— start Material —

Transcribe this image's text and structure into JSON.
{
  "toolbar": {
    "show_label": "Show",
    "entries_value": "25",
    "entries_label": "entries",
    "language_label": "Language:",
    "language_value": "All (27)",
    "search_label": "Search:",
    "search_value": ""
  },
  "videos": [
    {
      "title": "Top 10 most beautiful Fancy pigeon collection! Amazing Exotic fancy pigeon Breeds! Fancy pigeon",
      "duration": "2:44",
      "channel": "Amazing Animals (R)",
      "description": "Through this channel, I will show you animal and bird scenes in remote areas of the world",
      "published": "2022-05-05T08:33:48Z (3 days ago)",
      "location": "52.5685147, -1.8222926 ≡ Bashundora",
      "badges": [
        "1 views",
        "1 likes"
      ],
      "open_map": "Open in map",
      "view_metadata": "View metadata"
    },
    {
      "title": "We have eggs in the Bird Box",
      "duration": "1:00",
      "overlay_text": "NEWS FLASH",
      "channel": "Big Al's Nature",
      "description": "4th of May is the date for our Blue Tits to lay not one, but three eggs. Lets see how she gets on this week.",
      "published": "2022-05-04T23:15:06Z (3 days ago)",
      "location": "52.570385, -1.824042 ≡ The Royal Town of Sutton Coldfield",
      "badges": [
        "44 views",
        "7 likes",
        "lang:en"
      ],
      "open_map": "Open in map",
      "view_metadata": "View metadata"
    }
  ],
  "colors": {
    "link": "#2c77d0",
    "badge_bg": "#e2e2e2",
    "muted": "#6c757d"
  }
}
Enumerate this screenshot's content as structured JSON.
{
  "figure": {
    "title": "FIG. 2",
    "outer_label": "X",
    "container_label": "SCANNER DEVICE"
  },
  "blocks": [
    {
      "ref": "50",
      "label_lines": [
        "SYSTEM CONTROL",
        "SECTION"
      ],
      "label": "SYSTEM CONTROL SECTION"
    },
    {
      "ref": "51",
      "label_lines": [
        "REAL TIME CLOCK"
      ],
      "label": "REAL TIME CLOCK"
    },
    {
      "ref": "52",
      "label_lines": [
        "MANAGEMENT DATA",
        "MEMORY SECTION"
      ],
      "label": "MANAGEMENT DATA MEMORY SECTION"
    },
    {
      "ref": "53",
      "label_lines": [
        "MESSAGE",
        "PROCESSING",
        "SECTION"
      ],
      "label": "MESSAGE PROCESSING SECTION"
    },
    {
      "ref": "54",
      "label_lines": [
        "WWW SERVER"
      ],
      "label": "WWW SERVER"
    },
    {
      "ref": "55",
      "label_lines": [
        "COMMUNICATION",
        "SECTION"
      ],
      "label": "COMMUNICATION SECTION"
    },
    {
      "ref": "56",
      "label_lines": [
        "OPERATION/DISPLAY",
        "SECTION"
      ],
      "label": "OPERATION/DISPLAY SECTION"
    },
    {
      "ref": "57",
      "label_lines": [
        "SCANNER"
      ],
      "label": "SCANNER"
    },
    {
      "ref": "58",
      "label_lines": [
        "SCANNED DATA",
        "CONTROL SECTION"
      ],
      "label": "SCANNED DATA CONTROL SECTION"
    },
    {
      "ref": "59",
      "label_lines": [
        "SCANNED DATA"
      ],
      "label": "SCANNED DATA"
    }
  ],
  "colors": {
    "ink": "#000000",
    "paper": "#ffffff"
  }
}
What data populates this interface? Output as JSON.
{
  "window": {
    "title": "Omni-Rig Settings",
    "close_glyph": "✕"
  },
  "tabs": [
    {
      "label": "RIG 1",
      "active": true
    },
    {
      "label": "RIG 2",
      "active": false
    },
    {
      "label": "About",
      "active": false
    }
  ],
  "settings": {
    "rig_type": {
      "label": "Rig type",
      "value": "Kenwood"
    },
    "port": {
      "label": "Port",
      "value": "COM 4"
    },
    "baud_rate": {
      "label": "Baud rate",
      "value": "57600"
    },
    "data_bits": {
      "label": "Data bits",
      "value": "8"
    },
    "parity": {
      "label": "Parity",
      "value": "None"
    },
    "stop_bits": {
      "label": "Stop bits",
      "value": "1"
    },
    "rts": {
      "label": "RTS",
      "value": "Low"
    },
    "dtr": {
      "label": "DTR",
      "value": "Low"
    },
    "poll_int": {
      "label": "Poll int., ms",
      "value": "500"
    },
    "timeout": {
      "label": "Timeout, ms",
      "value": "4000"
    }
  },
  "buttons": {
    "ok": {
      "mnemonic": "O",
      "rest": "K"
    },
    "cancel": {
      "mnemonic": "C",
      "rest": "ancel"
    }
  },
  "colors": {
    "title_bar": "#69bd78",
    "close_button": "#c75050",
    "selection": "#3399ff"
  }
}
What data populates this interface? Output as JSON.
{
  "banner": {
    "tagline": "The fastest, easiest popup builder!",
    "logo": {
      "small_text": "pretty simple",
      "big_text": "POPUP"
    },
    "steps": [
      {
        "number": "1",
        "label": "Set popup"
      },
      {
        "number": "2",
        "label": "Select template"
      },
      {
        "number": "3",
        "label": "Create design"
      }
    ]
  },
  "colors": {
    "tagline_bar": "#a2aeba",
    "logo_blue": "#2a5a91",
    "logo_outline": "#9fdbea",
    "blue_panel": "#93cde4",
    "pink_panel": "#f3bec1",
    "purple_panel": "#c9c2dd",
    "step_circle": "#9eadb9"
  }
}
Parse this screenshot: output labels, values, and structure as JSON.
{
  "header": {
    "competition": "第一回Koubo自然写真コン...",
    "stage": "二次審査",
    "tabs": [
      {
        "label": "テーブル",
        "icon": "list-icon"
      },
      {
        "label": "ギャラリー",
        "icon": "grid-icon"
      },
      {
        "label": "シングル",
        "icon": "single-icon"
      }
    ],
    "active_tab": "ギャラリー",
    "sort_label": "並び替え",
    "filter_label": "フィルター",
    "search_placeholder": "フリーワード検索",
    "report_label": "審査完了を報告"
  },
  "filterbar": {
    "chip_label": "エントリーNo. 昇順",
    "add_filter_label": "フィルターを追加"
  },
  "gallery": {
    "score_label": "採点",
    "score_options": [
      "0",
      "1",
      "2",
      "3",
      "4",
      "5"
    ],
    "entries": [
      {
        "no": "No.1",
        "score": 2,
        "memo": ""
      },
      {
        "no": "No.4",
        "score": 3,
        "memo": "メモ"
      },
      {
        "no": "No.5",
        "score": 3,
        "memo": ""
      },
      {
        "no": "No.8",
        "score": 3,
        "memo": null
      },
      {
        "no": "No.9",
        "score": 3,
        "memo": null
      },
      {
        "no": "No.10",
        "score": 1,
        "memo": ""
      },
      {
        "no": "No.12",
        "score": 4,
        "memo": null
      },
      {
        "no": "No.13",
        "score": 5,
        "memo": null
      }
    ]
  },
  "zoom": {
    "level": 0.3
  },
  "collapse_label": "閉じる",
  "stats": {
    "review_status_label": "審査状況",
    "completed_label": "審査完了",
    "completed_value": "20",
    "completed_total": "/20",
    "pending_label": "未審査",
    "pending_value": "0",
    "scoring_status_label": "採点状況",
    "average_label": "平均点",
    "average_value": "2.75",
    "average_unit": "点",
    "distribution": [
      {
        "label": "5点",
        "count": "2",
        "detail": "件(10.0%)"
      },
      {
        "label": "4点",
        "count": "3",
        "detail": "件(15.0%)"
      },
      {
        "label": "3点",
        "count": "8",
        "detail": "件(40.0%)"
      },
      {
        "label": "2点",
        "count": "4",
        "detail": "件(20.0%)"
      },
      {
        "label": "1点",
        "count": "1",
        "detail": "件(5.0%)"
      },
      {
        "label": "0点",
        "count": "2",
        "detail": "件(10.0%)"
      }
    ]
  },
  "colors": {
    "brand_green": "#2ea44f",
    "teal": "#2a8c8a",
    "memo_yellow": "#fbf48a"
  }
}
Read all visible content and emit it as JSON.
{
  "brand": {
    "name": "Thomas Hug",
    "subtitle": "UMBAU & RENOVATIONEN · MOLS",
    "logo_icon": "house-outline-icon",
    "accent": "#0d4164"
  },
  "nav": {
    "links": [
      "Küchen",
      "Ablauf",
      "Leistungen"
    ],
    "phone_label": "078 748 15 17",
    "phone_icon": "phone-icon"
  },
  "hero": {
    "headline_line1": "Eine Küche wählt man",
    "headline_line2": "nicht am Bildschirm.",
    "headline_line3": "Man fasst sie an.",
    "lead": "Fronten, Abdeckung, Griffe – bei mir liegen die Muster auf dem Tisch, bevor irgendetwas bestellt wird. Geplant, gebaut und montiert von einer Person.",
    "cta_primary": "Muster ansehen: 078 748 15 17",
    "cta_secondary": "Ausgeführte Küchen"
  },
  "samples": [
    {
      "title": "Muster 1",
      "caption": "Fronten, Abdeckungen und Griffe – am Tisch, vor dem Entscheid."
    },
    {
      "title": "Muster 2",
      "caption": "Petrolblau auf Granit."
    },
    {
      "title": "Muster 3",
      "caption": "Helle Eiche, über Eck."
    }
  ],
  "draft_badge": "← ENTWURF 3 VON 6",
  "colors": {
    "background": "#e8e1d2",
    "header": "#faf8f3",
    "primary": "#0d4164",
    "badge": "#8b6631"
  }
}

— end Material —

Scan the material above for the string "JSON" and return the lines that hold it.

Transcribe this image's text and structure into JSON.
Enumerate this screenshot's content as structured JSON.
What data populates this interface? Output as JSON.
What data populates this interface? Output as JSON.
Parse this screenshot: output labels, values, and structure as JSON.
Read all visible content and emit it as JSON.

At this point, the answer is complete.